----- Entries supplied
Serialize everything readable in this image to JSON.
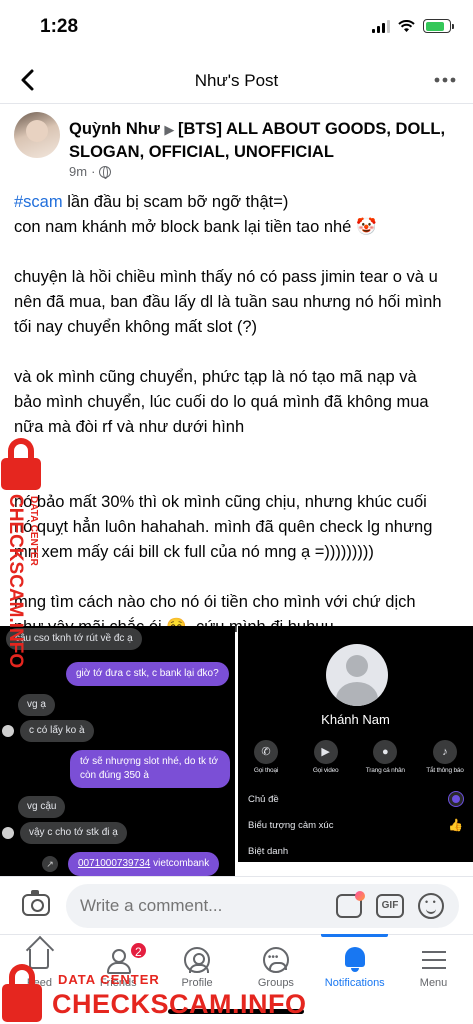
{
  "status_bar": {
    "time": "1:28"
  },
  "nav": {
    "title": "Như's Post",
    "back_icon": "chevron-left-icon",
    "more_icon": "more-horizontal-icon"
  },
  "post": {
    "author": "Quỳnh Như",
    "group": "[BTS] ALL ABOUT GOODS, DOLL, SLOGAN, OFFICIAL, UNOFFICIAL",
    "time": "9m",
    "privacy_icon": "globe-icon",
    "hashtag": "#scam",
    "paragraphs": {
      "p1_rest": " lần đầu bị scam bỡ ngỡ thật=)",
      "p2": "con nam khánh mở block bank lại tiền tao nhé 🤡",
      "p3": "chuyện là hồi chiều mình thấy nó có pass jimin tear o và u nên đã mua, ban đầu lấy dl là tuần sau nhưng nó hối mình tối nay chuyển không mất slot (?)",
      "p4": "và ok mình cũng chuyển, phức tạp là nó tạo mã nạp và bảo mình chuyển, lúc cuối do lo quá mình đã không mua nữa mà đòi rf và như dưới hình",
      "p5": "nó bảo mất 30% thì ok mình cũng chịu, nhưng khúc cuối nó quỵt hẳn luôn hahahah. mình đã quên check lg nhưng mn xem mấy cái bill ck full của nó mng ạ =)))))))))",
      "p6": "mng tìm cách nào cho nó ói tiền cho mình với chứ dịch như vậy mãi chắc ói ☺️, cứu mình đi huhuu"
    }
  },
  "chat_screenshot": {
    "messages": [
      {
        "side": "in",
        "text": "cậu cso tknh tớ rút về đc ạ"
      },
      {
        "side": "out",
        "text": "giờ tớ đưa c stk, c bank lại đko?"
      },
      {
        "side": "in",
        "text": "vg ạ"
      },
      {
        "side": "in",
        "text": "c có lấy ko à"
      },
      {
        "side": "out",
        "text": "tớ sẽ nhượng slot nhé, do tk tớ còn đúng 350 à"
      },
      {
        "side": "in",
        "text": "vg cậu"
      },
      {
        "side": "in",
        "text": "vậy c cho tớ stk đi ạ"
      }
    ],
    "account_number": "0071000739734",
    "bank_name": " vietcombank"
  },
  "profile_screenshot": {
    "name": "Khánh Nam",
    "actions": [
      {
        "icon": "phone-icon",
        "label": "Gọi thoại"
      },
      {
        "icon": "video-icon",
        "label": "Gọi video"
      },
      {
        "icon": "person-icon",
        "label": "Trang cá nhân"
      },
      {
        "icon": "bell-icon",
        "label": "Tắt thông báo"
      }
    ],
    "settings": [
      {
        "label": "Chủ đề",
        "icon": "theme-dot-icon"
      },
      {
        "label": "Biểu tượng cảm xúc",
        "icon": "thumbs-up-icon"
      },
      {
        "label": "Biệt danh",
        "icon": ""
      }
    ]
  },
  "comment_bar": {
    "placeholder": "Write a comment...",
    "camera_icon": "camera-icon",
    "sticker_icon": "avatar-sticker-icon",
    "gif_label": "GIF",
    "emoji_icon": "emoji-icon"
  },
  "tab_bar": {
    "items": [
      {
        "label": "Feed",
        "icon": "home-icon"
      },
      {
        "label": "Friends",
        "icon": "friends-icon",
        "badge": "2"
      },
      {
        "label": "Profile",
        "icon": "profile-icon"
      },
      {
        "label": "Groups",
        "icon": "groups-icon"
      },
      {
        "label": "Notifications",
        "icon": "bell-icon",
        "active": true
      },
      {
        "label": "Menu",
        "icon": "menu-icon"
      }
    ]
  },
  "watermark": {
    "small": "DATA CENTER",
    "big": "CHECKSCAM.INFO",
    "color": "#e5261f"
  },
  "colors": {
    "link_blue": "#216fdb",
    "active_blue": "#1877f2",
    "badge_red": "#e41e3f",
    "chat_outgoing": "#7b4fd6"
  }
}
----------
▶ **Directions**
Repeat the lines above exactly, and keep every picture out.

▶ **Written reply**
Serialize everything readable in this image to JSON.
{
  "status_bar": {
    "time": "1:28"
  },
  "nav": {
    "title": "Như's Post",
    "back_icon": "chevron-left-icon",
    "more_icon": "more-horizontal-icon"
  },
  "post": {
    "author": "Quỳnh Như",
    "group": "[BTS] ALL ABOUT GOODS, DOLL, SLOGAN, OFFICIAL, UNOFFICIAL",
    "time": "9m",
    "privacy_icon": "globe-icon",
    "hashtag": "#scam",
    "paragraphs": {
      "p1_rest": " lần đầu bị scam bỡ ngỡ thật=)",
      "p2": "con nam khánh mở block bank lại tiền tao nhé 🤡",
      "p3": "chuyện là hồi chiều mình thấy nó có pass jimin tear o và u nên đã mua, ban đầu lấy dl là tuần sau nhưng nó hối mình tối nay chuyển không mất slot (?)",
      "p4": "và ok mình cũng chuyển, phức tạp là nó tạo mã nạp và bảo mình chuyển, lúc cuối do lo quá mình đã không mua nữa mà đòi rf và như dưới hình",
      "p5": "nó bảo mất 30% thì ok mình cũng chịu, nhưng khúc cuối nó quỵt hẳn luôn hahahah. mình đã quên check lg nhưng mn xem mấy cái bill ck full của nó mng ạ =)))))))))",
      "p6": "mng tìm cách nào cho nó ói tiền cho mình với chứ dịch như vậy mãi chắc ói ☺️, cứu mình đi huhuu"
    }
  },
  "chat_screenshot": {
    "messages": [
      {
        "side": "in",
        "text": "cậu cso tknh tớ rút về đc ạ"
      },
      {
        "side": "out",
        "text": "giờ tớ đưa c stk, c bank lại đko?"
      },
      {
        "side": "in",
        "text": "vg ạ"
      },
      {
        "side": "in",
        "text": "c có lấy ko à"
      },
      {
        "side": "out",
        "text": "tớ sẽ nhượng slot nhé, do tk tớ còn đúng 350 à"
      },
      {
        "side": "in",
        "text": "vg cậu"
      },
      {
        "side": "in",
        "text": "vậy c cho tớ stk đi ạ"
      }
    ],
    "account_number": "0071000739734",
    "bank_name": " vietcombank"
  },
  "profile_screenshot": {
    "name": "Khánh Nam",
    "actions": [
      {
        "icon": "phone-icon",
        "label": "Gọi thoại"
      },
      {
        "icon": "video-icon",
        "label": "Gọi video"
      },
      {
        "icon": "person-icon",
        "label": "Trang cá nhân"
      },
      {
        "icon": "bell-icon",
        "label": "Tắt thông báo"
      }
    ],
    "settings": [
      {
        "label": "Chủ đề",
        "icon": "theme-dot-icon"
      },
      {
        "label": "Biểu tượng cảm xúc",
        "icon": "thumbs-up-icon"
      },
      {
        "label": "Biệt danh",
        "icon": ""
      }
    ]
  },
  "comment_bar": {
    "placeholder": "Write a comment...",
    "camera_icon": "camera-icon",
    "sticker_icon": "avatar-sticker-icon",
    "gif_label": "GIF",
    "emoji_icon": "emoji-icon"
  },
  "tab_bar": {
    "items": [
      {
        "label": "Feed",
        "icon": "home-icon"
      },
      {
        "label": "Friends",
        "icon": "friends-icon",
        "badge": "2"
      },
      {
        "label": "Profile",
        "icon": "profile-icon"
      },
      {
        "label": "Groups",
        "icon": "groups-icon"
      },
      {
        "label": "Notifications",
        "icon": "bell-icon",
        "active": true
      },
      {
        "label": "Menu",
        "icon": "menu-icon"
      }
    ]
  },
  "watermark": {
    "small": "DATA CENTER",
    "big": "CHECKSCAM.INFO",
    "color": "#e5261f"
  },
  "colors": {
    "link_blue": "#216fdb",
    "active_blue": "#1877f2",
    "badge_red": "#e41e3f",
    "chat_outgoing": "#7b4fd6"
  }
}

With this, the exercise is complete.